> **Exercise prompt**: Copy each line where the word "right" occurs.

> **Input data**:

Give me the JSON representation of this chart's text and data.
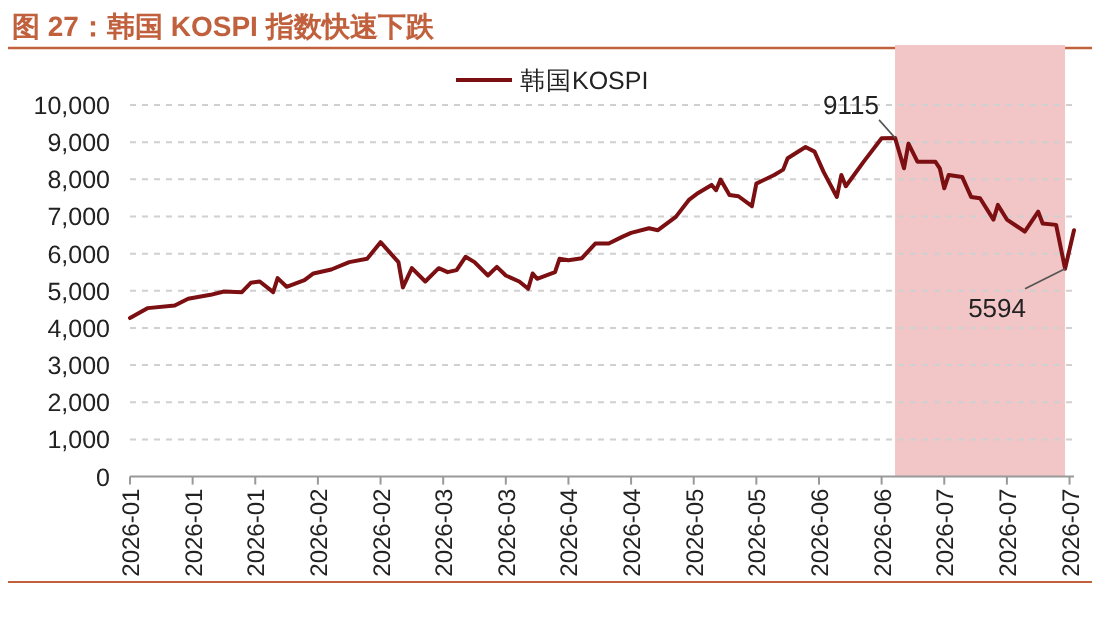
{
  "chart_data": {
    "type": "line",
    "title": "图 27：韩国 KOSPI 指数快速下跌",
    "x": [
      "2026-01-01",
      "2026-01-05",
      "2026-01-11",
      "2026-01-14",
      "2026-01-19",
      "2026-01-22",
      "2026-01-26",
      "2026-01-28",
      "2026-01-30",
      "2026-02-02",
      "2026-02-03",
      "2026-02-05",
      "2026-02-09",
      "2026-02-11",
      "2026-02-15",
      "2026-02-19",
      "2026-02-23",
      "2026-02-26",
      "2026-03-02",
      "2026-03-03",
      "2026-03-05",
      "2026-03-08",
      "2026-03-11",
      "2026-03-13",
      "2026-03-15",
      "2026-03-17",
      "2026-03-19",
      "2026-03-22",
      "2026-03-24",
      "2026-03-26",
      "2026-03-29",
      "2026-03-31",
      "2026-04-01",
      "2026-04-02",
      "2026-04-06",
      "2026-04-07",
      "2026-04-09",
      "2026-04-12",
      "2026-04-15",
      "2026-04-18",
      "2026-04-21",
      "2026-04-23",
      "2026-04-27",
      "2026-04-29",
      "2026-05-03",
      "2026-05-06",
      "2026-05-08",
      "2026-05-11",
      "2026-05-12",
      "2026-05-13",
      "2026-05-15",
      "2026-05-17",
      "2026-05-20",
      "2026-05-21",
      "2026-05-25",
      "2026-05-27",
      "2026-05-28",
      "2026-06-01",
      "2026-06-03",
      "2026-06-05",
      "2026-06-08",
      "2026-06-09",
      "2026-06-10",
      "2026-06-14",
      "2026-06-18",
      "2026-06-21",
      "2026-06-23",
      "2026-06-24",
      "2026-06-26",
      "2026-06-30",
      "2026-07-01",
      "2026-07-02",
      "2026-07-03",
      "2026-07-06",
      "2026-07-08",
      "2026-07-10",
      "2026-07-13",
      "2026-07-14",
      "2026-07-16",
      "2026-07-20",
      "2026-07-23",
      "2026-07-24",
      "2026-07-27",
      "2026-07-29",
      "2026-07-31"
    ],
    "series": [
      {
        "name": "韩国KOSPI",
        "color": "#7b0f12",
        "values": [
          4265,
          4534,
          4606,
          4785,
          4892,
          4982,
          4964,
          5215,
          5251,
          4964,
          5340,
          5108,
          5287,
          5466,
          5573,
          5771,
          5860,
          6308,
          5771,
          5090,
          5609,
          5251,
          5609,
          5502,
          5556,
          5914,
          5771,
          5412,
          5645,
          5412,
          5251,
          5054,
          5466,
          5323,
          5502,
          5860,
          5824,
          5878,
          6272,
          6272,
          6451,
          6559,
          6684,
          6630,
          6989,
          7455,
          7634,
          7849,
          7706,
          7992,
          7580,
          7544,
          7276,
          7885,
          8118,
          8261,
          8566,
          8870,
          8745,
          8208,
          7526,
          8118,
          7813,
          8476,
          9103,
          9115,
          8297,
          8960,
          8476,
          8476,
          8297,
          7760,
          8118,
          8064,
          7526,
          7490,
          6917,
          7311,
          6917,
          6595,
          7132,
          6810,
          6774,
          5594,
          6630
        ]
      }
    ],
    "xlim": [
      "2026-01-01",
      "2026-07-31"
    ],
    "xticks": [
      {
        "value": "2026-01-01",
        "label": "2026-01"
      },
      {
        "value": "2026-01-15",
        "label": "2026-01"
      },
      {
        "value": "2026-01-29",
        "label": "2026-01"
      },
      {
        "value": "2026-02-12",
        "label": "2026-02"
      },
      {
        "value": "2026-02-26",
        "label": "2026-02"
      },
      {
        "value": "2026-03-12",
        "label": "2026-03"
      },
      {
        "value": "2026-03-26",
        "label": "2026-03"
      },
      {
        "value": "2026-04-09",
        "label": "2026-04"
      },
      {
        "value": "2026-04-23",
        "label": "2026-04"
      },
      {
        "value": "2026-05-07",
        "label": "2026-05"
      },
      {
        "value": "2026-05-21",
        "label": "2026-05"
      },
      {
        "value": "2026-06-04",
        "label": "2026-06"
      },
      {
        "value": "2026-06-18",
        "label": "2026-06"
      },
      {
        "value": "2026-07-02",
        "label": "2026-07"
      },
      {
        "value": "2026-07-16",
        "label": "2026-07"
      },
      {
        "value": "2026-07-30",
        "label": "2026-07"
      }
    ],
    "ylim": [
      0,
      10000
    ],
    "yticks": [
      0,
      {
        "value": 1000,
        "label": "1,000"
      },
      {
        "value": 2000,
        "label": "2,000"
      },
      {
        "value": 3000,
        "label": "3,000"
      },
      {
        "value": 4000,
        "label": "4,000"
      },
      {
        "value": 5000,
        "label": "5,000"
      },
      {
        "value": 6000,
        "label": "6,000"
      },
      {
        "value": 7000,
        "label": "7,000"
      },
      {
        "value": 8000,
        "label": "8,000"
      },
      {
        "value": 9000,
        "label": "9,000"
      },
      {
        "value": 10000,
        "label": "10,000"
      }
    ],
    "grid": "y",
    "legend": "top",
    "line_style": "solid",
    "marker": "none",
    "bands": [
      {
        "axis": "x",
        "from": "2026-06-21",
        "to": "2026-07-29",
        "color": "#f2c5c7"
      }
    ],
    "annotations": [
      {
        "text": "9115",
        "x": "2026-06-21",
        "y": 9115
      },
      {
        "text": "5594",
        "x": "2026-07-29",
        "y": 5594
      }
    ]
  }
}
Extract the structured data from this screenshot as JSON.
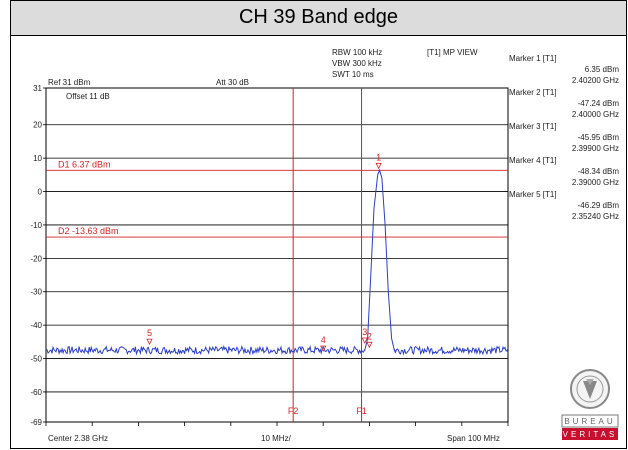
{
  "title": "CH 39 Band edge",
  "settings": {
    "rbw": "RBW 100 kHz",
    "vbw": "VBW 300 kHz",
    "swt": "SWT 10 ms",
    "mode": "[T1] MP VIEW",
    "ref": "Ref 31 dBm",
    "att": "Att 30 dB",
    "offset": "Offset 11 dB",
    "center": "Center 2.38 GHz",
    "div": "10 MHz/",
    "span": "Span 100 MHz"
  },
  "markers": [
    {
      "name": "Marker 1 [T1]",
      "level": "6.35 dBm",
      "freq": "2.40200 GHz"
    },
    {
      "name": "Marker 2 [T1]",
      "level": "-47.24 dBm",
      "freq": "2.40000 GHz"
    },
    {
      "name": "Marker 3 [T1]",
      "level": "-45.95 dBm",
      "freq": "2.39900 GHz"
    },
    {
      "name": "Marker 4 [T1]",
      "level": "-48.34 dBm",
      "freq": "2.39000 GHz"
    },
    {
      "name": "Marker 5 [T1]",
      "level": "-46.29 dBm",
      "freq": "2.35240 GHz"
    }
  ],
  "logo_text": {
    "top": "BUREAU",
    "bottom": "VERITAS"
  },
  "colors": {
    "trace": "#2b3fc8",
    "limit_lines": "#d22222",
    "grid": "#000000"
  },
  "chart_data": {
    "type": "line",
    "xlim_ghz": [
      2.33,
      2.43
    ],
    "ylim_dbm": [
      -69,
      31
    ],
    "yticks": [
      {
        "value": 31,
        "label": "31"
      },
      {
        "value": 20,
        "label": "20"
      },
      {
        "value": 10,
        "label": "10"
      },
      {
        "value": 0,
        "label": "0"
      },
      {
        "value": -10,
        "label": "-10"
      },
      {
        "value": -20,
        "label": "-20"
      },
      {
        "value": -30,
        "label": "-30"
      },
      {
        "value": -40,
        "label": "-40"
      },
      {
        "value": -50,
        "label": "-50"
      },
      {
        "value": -60,
        "label": "-60"
      },
      {
        "value": -69,
        "label": "-69"
      }
    ],
    "horizontal_lines": [
      {
        "label": "D1 6.37 dBm",
        "value": 6.37
      },
      {
        "label": "D2 -13.63 dBm",
        "value": -13.63
      }
    ],
    "vertical_lines": [
      {
        "label": "F2",
        "x_ghz": 2.3835
      },
      {
        "label": "F1",
        "x_ghz": 2.3983
      }
    ],
    "marker_points": [
      {
        "label": "1",
        "x_ghz": 2.402,
        "y_dbm": 6.35
      },
      {
        "label": "2",
        "x_ghz": 2.4,
        "y_dbm": -47.24
      },
      {
        "label": "3",
        "x_ghz": 2.399,
        "y_dbm": -45.95
      },
      {
        "label": "4",
        "x_ghz": 2.39,
        "y_dbm": -48.34
      },
      {
        "label": "5",
        "x_ghz": 2.3524,
        "y_dbm": -46.29
      }
    ],
    "series": [
      {
        "noise_floor_dbm": -47.5,
        "peak": [
          {
            "x_ghz": 2.399,
            "y_dbm": -47.5
          },
          {
            "x_ghz": 2.3996,
            "y_dbm": -44
          },
          {
            "x_ghz": 2.4003,
            "y_dbm": -25
          },
          {
            "x_ghz": 2.401,
            "y_dbm": -5
          },
          {
            "x_ghz": 2.4018,
            "y_dbm": 5
          },
          {
            "x_ghz": 2.4022,
            "y_dbm": 6.35
          },
          {
            "x_ghz": 2.4027,
            "y_dbm": 4
          },
          {
            "x_ghz": 2.4034,
            "y_dbm": -10
          },
          {
            "x_ghz": 2.4041,
            "y_dbm": -30
          },
          {
            "x_ghz": 2.4048,
            "y_dbm": -44
          },
          {
            "x_ghz": 2.4054,
            "y_dbm": -47.5
          }
        ]
      }
    ]
  }
}
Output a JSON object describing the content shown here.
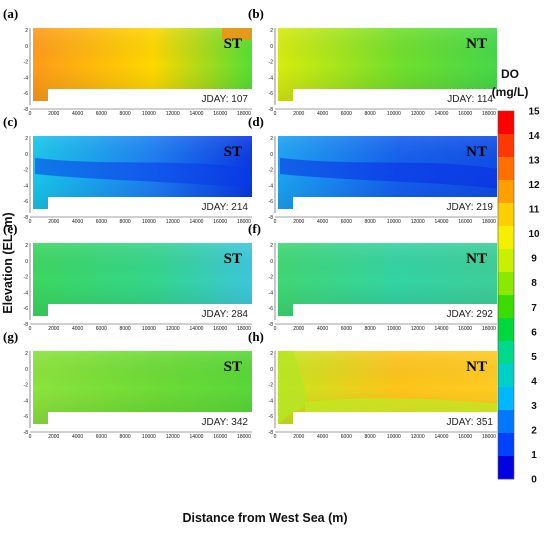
{
  "figure": {
    "xlabel": "Distance from West Sea (m)",
    "ylabel": "Elevation (EL. m)",
    "colorbar": {
      "title_line1": "DO",
      "title_line2": "(mg/L)",
      "ticks": [
        "15",
        "14",
        "13",
        "12",
        "11",
        "10",
        "9",
        "8",
        "7",
        "6",
        "5",
        "4",
        "3",
        "2",
        "1",
        "0"
      ],
      "colors": [
        "#ff0000",
        "#ff3800",
        "#ff7000",
        "#ffa000",
        "#ffd000",
        "#f4f000",
        "#c8f000",
        "#8ce800",
        "#3cdc00",
        "#00d840",
        "#00d88c",
        "#00d0c8",
        "#00b8ff",
        "#0078ff",
        "#0040ff",
        "#0000e0"
      ]
    }
  },
  "chart_data": [
    {
      "type": "heatmap",
      "panel": "(a)",
      "title": "ST",
      "annotation": "JDAY: 107",
      "xticks": [
        "0",
        "2000",
        "4000",
        "6000",
        "8000",
        "10000",
        "12000",
        "14000",
        "16000",
        "18000"
      ],
      "yticks": [
        "2",
        "0",
        "-2",
        "-4",
        "-6",
        "-8"
      ],
      "xlim": [
        0,
        18500
      ],
      "ylim": [
        -8,
        2.5
      ],
      "value_range_mg_per_L": [
        9,
        13
      ],
      "colors": {
        "left": "#ff9c1a",
        "mid": "#ffd800",
        "right": "#54e034"
      }
    },
    {
      "type": "heatmap",
      "panel": "(b)",
      "title": "NT",
      "annotation": "JDAY: 114",
      "xticks": [
        "0",
        "2000",
        "4000",
        "6000",
        "8000",
        "10000",
        "12000",
        "14000",
        "16000",
        "18000"
      ],
      "yticks": [
        "2",
        "0",
        "-2",
        "-4",
        "-6",
        "-8"
      ],
      "xlim": [
        0,
        18500
      ],
      "ylim": [
        -8,
        2.5
      ],
      "value_range_mg_per_L": [
        9,
        11
      ],
      "colors": {
        "left": "#d8ec10",
        "mid": "#72e02c",
        "right": "#46d84a"
      }
    },
    {
      "type": "heatmap",
      "panel": "(c)",
      "title": "ST",
      "annotation": "JDAY: 214",
      "xticks": [
        "0",
        "2000",
        "4000",
        "6000",
        "8000",
        "10000",
        "12000",
        "14000",
        "16000",
        "18000"
      ],
      "yticks": [
        "2",
        "0",
        "-2",
        "-4",
        "-6",
        "-8"
      ],
      "xlim": [
        0,
        18500
      ],
      "ylim": [
        -8,
        2.5
      ],
      "value_range_mg_per_L": [
        1,
        5
      ],
      "colors": {
        "left": "#18c8ec",
        "mid": "#1c7ef4",
        "right": "#0a38e4"
      }
    },
    {
      "type": "heatmap",
      "panel": "(d)",
      "title": "NT",
      "annotation": "JDAY: 219",
      "xticks": [
        "0",
        "2000",
        "4000",
        "6000",
        "8000",
        "10000",
        "12000",
        "14000",
        "16000",
        "18000"
      ],
      "yticks": [
        "2",
        "0",
        "-2",
        "-4",
        "-6",
        "-8"
      ],
      "xlim": [
        0,
        18500
      ],
      "ylim": [
        -8,
        2.5
      ],
      "value_range_mg_per_L": [
        1,
        5
      ],
      "colors": {
        "left": "#1ca4f4",
        "mid": "#1460f0",
        "right": "#0e4ee8"
      }
    },
    {
      "type": "heatmap",
      "panel": "(e)",
      "title": "ST",
      "annotation": "JDAY: 284",
      "xticks": [
        "0",
        "2000",
        "4000",
        "6000",
        "8000",
        "10000",
        "12000",
        "14000",
        "16000",
        "18000"
      ],
      "yticks": [
        "2",
        "0",
        "-2",
        "-4",
        "-6",
        "-8"
      ],
      "xlim": [
        0,
        18500
      ],
      "ylim": [
        -8,
        2.5
      ],
      "value_range_mg_per_L": [
        5,
        8
      ],
      "colors": {
        "left": "#3cd860",
        "mid": "#34d68c",
        "right": "#3cc8dc"
      }
    },
    {
      "type": "heatmap",
      "panel": "(f)",
      "title": "NT",
      "annotation": "JDAY: 292",
      "xticks": [
        "0",
        "2000",
        "4000",
        "6000",
        "8000",
        "10000",
        "12000",
        "14000",
        "16000",
        "18000"
      ],
      "yticks": [
        "2",
        "0",
        "-2",
        "-4",
        "-6",
        "-8"
      ],
      "xlim": [
        0,
        18500
      ],
      "ylim": [
        -8,
        2.5
      ],
      "value_range_mg_per_L": [
        5,
        8
      ],
      "colors": {
        "left": "#40d874",
        "mid": "#34d4a4",
        "right": "#3ecf9a"
      }
    },
    {
      "type": "heatmap",
      "panel": "(g)",
      "title": "ST",
      "annotation": "JDAY: 342",
      "xticks": [
        "0",
        "2000",
        "4000",
        "6000",
        "8000",
        "10000",
        "12000",
        "14000",
        "16000",
        "18000"
      ],
      "yticks": [
        "2",
        "0",
        "-2",
        "-4",
        "-6",
        "-8"
      ],
      "xlim": [
        0,
        18500
      ],
      "ylim": [
        -8,
        2.5
      ],
      "value_range_mg_per_L": [
        8,
        10
      ],
      "colors": {
        "left": "#8ce43c",
        "mid": "#6edc36",
        "right": "#58d838"
      }
    },
    {
      "type": "heatmap",
      "panel": "(h)",
      "title": "NT",
      "annotation": "JDAY: 351",
      "xticks": [
        "0",
        "2000",
        "4000",
        "6000",
        "8000",
        "10000",
        "12000",
        "14000",
        "16000",
        "18000"
      ],
      "yticks": [
        "2",
        "0",
        "-2",
        "-4",
        "-6",
        "-8"
      ],
      "xlim": [
        0,
        18500
      ],
      "ylim": [
        -8,
        2.5
      ],
      "value_range_mg_per_L": [
        9,
        12
      ],
      "colors": {
        "left": "#c8e820",
        "mid": "#ffc41c",
        "right": "#ffcc22"
      }
    }
  ]
}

> **In response**:
        "right": "#54e034"
        "right": "#46d84a"
        "right": "#0a38e4"
        "right": "#0e4ee8"
        "right": "#3cc8dc"
        "right": "#3ecf9a"
        "right": "#58d838"
        "right": "#ffcc22"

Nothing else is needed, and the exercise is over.